Task objective: Review the listing and copy each line that holds the word "Create".

Given records:
#####

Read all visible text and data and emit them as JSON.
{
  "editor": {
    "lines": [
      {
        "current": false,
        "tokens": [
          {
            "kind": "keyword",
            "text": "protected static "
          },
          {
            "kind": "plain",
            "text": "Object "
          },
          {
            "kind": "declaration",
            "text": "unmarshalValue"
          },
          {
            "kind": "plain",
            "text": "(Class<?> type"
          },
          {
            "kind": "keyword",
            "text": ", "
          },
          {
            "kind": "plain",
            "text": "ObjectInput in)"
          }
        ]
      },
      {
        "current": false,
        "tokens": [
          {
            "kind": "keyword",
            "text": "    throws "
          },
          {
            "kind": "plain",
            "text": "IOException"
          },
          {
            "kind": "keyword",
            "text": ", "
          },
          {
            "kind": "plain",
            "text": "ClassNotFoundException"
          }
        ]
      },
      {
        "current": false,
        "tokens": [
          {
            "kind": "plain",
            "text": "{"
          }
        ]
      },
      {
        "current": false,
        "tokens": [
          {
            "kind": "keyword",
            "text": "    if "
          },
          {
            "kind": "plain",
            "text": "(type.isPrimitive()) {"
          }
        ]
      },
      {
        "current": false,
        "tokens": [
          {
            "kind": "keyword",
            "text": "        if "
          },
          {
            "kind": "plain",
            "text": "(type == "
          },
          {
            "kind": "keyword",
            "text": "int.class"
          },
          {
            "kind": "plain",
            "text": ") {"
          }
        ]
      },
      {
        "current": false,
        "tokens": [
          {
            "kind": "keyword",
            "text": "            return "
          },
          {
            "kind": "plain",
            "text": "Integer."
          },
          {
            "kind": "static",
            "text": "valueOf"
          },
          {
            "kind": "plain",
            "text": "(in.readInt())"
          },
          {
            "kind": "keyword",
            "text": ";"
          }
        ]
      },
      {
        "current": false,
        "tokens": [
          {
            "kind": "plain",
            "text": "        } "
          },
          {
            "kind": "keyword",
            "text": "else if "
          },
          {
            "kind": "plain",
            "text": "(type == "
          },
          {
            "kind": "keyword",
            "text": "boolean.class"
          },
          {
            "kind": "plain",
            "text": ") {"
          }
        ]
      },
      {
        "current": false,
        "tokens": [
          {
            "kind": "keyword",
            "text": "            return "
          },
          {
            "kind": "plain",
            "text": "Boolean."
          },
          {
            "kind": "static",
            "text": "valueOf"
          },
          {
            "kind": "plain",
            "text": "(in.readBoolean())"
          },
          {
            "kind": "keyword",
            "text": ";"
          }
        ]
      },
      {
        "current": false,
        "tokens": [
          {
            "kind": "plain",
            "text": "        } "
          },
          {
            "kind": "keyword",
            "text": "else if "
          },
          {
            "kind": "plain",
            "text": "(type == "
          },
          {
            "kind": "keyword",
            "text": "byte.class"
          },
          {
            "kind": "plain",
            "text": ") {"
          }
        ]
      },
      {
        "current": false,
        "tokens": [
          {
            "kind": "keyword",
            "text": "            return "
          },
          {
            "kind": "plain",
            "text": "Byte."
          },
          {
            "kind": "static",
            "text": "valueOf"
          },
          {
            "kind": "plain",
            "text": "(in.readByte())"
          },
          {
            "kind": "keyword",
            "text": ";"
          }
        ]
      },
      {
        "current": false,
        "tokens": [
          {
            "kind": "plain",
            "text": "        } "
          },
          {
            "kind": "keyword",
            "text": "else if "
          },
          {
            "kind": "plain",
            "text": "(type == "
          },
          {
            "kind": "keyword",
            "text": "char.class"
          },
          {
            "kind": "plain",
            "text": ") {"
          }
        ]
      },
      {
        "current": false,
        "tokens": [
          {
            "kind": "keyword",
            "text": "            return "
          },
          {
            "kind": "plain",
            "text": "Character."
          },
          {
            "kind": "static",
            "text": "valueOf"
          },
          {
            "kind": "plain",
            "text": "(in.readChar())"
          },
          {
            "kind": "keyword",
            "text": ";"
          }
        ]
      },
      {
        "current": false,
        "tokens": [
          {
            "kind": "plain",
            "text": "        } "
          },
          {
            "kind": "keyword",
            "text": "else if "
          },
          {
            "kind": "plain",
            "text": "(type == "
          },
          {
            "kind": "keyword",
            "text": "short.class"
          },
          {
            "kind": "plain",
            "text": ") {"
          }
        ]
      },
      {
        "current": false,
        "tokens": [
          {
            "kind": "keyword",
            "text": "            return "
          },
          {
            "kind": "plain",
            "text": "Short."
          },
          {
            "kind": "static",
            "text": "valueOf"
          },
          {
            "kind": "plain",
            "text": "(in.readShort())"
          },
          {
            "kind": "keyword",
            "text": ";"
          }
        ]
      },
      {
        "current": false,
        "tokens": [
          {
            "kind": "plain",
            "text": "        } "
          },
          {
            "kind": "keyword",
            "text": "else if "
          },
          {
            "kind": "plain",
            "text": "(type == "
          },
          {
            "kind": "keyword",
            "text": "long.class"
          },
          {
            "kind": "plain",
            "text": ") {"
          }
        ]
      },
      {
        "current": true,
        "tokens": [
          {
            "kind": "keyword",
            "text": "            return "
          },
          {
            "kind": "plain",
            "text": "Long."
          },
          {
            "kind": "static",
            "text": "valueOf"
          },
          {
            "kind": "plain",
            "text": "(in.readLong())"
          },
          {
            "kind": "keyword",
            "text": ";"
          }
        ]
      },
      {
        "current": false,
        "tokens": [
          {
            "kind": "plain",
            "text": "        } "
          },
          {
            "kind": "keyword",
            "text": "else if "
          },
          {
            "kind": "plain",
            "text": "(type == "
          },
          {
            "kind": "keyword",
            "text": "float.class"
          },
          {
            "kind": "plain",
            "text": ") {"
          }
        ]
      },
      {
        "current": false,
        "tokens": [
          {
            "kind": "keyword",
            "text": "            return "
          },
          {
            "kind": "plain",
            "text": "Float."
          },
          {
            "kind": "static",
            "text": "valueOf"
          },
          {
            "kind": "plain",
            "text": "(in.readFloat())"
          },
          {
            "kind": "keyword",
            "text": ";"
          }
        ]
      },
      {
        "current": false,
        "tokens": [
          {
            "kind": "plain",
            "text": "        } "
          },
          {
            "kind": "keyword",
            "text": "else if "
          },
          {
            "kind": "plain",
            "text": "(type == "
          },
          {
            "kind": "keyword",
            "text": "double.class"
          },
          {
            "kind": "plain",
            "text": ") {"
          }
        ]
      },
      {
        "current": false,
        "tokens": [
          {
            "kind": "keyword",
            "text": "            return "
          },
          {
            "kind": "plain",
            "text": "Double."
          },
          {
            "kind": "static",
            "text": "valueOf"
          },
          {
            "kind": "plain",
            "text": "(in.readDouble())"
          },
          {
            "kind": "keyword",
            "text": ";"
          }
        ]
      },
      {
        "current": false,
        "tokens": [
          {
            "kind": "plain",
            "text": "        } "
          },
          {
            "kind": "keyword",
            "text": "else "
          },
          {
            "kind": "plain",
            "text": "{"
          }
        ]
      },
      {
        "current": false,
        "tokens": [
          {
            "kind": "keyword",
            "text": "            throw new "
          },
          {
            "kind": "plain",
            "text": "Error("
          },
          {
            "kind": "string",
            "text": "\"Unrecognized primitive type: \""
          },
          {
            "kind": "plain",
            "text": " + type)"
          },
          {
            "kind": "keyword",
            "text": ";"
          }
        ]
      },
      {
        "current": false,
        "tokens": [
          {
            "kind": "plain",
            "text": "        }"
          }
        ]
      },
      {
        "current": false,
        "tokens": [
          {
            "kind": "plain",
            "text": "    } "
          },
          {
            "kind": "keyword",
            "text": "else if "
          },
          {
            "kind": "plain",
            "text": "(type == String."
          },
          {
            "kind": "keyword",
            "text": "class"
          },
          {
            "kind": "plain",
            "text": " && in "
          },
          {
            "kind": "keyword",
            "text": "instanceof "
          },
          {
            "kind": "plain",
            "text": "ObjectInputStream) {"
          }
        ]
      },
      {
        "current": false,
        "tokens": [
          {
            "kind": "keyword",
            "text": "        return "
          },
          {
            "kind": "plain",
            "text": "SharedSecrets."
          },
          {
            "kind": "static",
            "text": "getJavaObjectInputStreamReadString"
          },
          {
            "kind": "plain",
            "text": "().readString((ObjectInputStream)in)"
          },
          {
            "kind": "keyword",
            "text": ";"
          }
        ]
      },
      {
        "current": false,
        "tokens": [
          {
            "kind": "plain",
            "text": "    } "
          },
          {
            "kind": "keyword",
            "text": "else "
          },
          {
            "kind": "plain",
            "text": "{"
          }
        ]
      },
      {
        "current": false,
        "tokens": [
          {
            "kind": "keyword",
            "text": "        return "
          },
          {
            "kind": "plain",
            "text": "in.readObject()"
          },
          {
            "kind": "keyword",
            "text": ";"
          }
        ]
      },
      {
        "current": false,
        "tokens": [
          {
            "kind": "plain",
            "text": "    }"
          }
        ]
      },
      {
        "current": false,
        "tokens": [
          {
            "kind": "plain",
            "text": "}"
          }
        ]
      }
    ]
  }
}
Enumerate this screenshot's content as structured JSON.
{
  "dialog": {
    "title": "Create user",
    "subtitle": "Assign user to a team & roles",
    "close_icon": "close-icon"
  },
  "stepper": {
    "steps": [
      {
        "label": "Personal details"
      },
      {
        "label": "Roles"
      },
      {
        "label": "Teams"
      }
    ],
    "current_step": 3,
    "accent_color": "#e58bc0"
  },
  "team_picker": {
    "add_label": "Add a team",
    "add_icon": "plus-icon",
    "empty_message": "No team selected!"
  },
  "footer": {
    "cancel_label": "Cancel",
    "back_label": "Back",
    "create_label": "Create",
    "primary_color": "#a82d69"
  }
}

#####

The output:
    "title": "Create user",
    "create_label": "Create",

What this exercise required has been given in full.